**Work to complete**
Copy every line of the following data that includes the string "члену".

**Extracted data entries**
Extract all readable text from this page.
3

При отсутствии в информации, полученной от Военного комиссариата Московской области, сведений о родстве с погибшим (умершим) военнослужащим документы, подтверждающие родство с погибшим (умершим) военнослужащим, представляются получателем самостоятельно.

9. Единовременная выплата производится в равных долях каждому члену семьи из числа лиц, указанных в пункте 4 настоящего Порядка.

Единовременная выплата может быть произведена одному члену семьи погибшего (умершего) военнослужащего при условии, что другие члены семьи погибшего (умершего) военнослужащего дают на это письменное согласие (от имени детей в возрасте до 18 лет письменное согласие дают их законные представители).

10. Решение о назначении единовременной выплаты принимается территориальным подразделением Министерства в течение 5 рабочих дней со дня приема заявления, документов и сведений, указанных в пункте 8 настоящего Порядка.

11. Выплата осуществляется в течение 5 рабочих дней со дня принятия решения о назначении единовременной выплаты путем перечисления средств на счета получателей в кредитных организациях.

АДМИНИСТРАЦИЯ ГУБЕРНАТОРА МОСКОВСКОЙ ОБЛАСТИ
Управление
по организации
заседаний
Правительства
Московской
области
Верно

**Full answer**
9. Единовременная выплата производится в равных долях каждому члену семьи из числа лиц, указанных в пункте 4 настоящего Порядка.
Единовременная выплата может быть произведена одному члену семьи погибшего (умершего) военнослужащего при условии, что другие члены семьи погибшего (умершего) военнослужащего дают на это письменное согласие (от имени детей в возрасте до 18 лет письменное согласие дают их законные представители).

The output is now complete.